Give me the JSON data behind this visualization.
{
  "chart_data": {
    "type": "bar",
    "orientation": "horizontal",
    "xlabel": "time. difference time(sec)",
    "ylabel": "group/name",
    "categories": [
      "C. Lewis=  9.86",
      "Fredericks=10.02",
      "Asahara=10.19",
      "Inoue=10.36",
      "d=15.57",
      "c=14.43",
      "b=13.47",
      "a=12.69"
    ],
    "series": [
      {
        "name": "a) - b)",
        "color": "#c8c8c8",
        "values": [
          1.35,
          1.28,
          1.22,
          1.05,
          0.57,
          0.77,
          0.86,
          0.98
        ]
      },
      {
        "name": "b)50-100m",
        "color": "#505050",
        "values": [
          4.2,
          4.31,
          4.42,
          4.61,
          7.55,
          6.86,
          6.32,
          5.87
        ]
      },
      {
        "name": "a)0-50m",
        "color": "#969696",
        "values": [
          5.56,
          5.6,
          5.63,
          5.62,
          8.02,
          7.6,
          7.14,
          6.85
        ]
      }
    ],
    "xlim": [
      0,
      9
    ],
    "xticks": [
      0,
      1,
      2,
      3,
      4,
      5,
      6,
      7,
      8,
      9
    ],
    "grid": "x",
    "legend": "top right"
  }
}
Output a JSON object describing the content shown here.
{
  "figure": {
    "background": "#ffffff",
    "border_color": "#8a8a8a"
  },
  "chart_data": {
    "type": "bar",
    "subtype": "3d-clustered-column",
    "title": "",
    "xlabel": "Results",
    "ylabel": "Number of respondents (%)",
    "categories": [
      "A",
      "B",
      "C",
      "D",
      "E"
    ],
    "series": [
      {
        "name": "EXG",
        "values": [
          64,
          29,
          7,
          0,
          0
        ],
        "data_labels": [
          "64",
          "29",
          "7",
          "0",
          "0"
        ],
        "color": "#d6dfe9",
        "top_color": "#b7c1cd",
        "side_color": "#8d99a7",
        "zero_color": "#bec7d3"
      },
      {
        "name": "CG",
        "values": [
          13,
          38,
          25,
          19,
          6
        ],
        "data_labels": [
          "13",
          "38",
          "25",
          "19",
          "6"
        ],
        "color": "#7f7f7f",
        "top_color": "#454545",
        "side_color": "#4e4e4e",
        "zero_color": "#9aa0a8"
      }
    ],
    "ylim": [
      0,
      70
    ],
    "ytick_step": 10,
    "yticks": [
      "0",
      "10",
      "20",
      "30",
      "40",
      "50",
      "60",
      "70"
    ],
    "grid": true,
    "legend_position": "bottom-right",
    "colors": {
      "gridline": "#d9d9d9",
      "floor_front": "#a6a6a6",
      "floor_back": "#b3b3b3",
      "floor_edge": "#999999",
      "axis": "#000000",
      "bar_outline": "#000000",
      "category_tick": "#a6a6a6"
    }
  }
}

-*-

## EXERCISE GOAL
Every entry above needs to be quoted exactly.

## CORRECT OUTPUT
Give me the JSON data behind this visualization.
{
  "chart_data": {
    "type": "bar",
    "orientation": "horizontal",
    "xlabel": "time. difference time(sec)",
    "ylabel": "group/name",
    "categories": [
      "C. Lewis=  9.86",
      "Fredericks=10.02",
      "Asahara=10.19",
      "Inoue=10.36",
      "d=15.57",
      "c=14.43",
      "b=13.47",
      "a=12.69"
    ],
    "series": [
      {
        "name": "a) - b)",
        "color": "#c8c8c8",
        "values": [
          1.35,
          1.28,
          1.22,
          1.05,
          0.57,
          0.77,
          0.86,
          0.98
        ]
      },
      {
        "name": "b)50-100m",
        "color": "#505050",
        "values": [
          4.2,
          4.31,
          4.42,
          4.61,
          7.55,
          6.86,
          6.32,
          5.87
        ]
      },
      {
        "name": "a)0-50m",
        "color": "#969696",
        "values": [
          5.56,
          5.6,
          5.63,
          5.62,
          8.02,
          7.6,
          7.14,
          6.85
        ]
      }
    ],
    "xlim": [
      0,
      9
    ],
    "xticks": [
      0,
      1,
      2,
      3,
      4,
      5,
      6,
      7,
      8,
      9
    ],
    "grid": "x",
    "legend": "top right"
  }
}
Output a JSON object describing the content shown here.
{
  "figure": {
    "background": "#ffffff",
    "border_color": "#8a8a8a"
  },
  "chart_data": {
    "type": "bar",
    "subtype": "3d-clustered-column",
    "title": "",
    "xlabel": "Results",
    "ylabel": "Number of respondents (%)",
    "categories": [
      "A",
      "B",
      "C",
      "D",
      "E"
    ],
    "series": [
      {
        "name": "EXG",
        "values": [
          64,
          29,
          7,
          0,
          0
        ],
        "data_labels": [
          "64",
          "29",
          "7",
          "0",
          "0"
        ],
        "color": "#d6dfe9",
        "top_color": "#b7c1cd",
        "side_color": "#8d99a7",
        "zero_color": "#bec7d3"
      },
      {
        "name": "CG",
        "values": [
          13,
          38,
          25,
          19,
          6
        ],
        "data_labels": [
          "13",
          "38",
          "25",
          "19",
          "6"
        ],
        "color": "#7f7f7f",
        "top_color": "#454545",
        "side_color": "#4e4e4e",
        "zero_color": "#9aa0a8"
      }
    ],
    "ylim": [
      0,
      70
    ],
    "ytick_step": 10,
    "yticks": [
      "0",
      "10",
      "20",
      "30",
      "40",
      "50",
      "60",
      "70"
    ],
    "grid": true,
    "legend_position": "bottom-right",
    "colors": {
      "gridline": "#d9d9d9",
      "floor_front": "#a6a6a6",
      "floor_back": "#b3b3b3",
      "floor_edge": "#999999",
      "axis": "#000000",
      "bar_outline": "#000000",
      "category_tick": "#a6a6a6"
    }
  }
}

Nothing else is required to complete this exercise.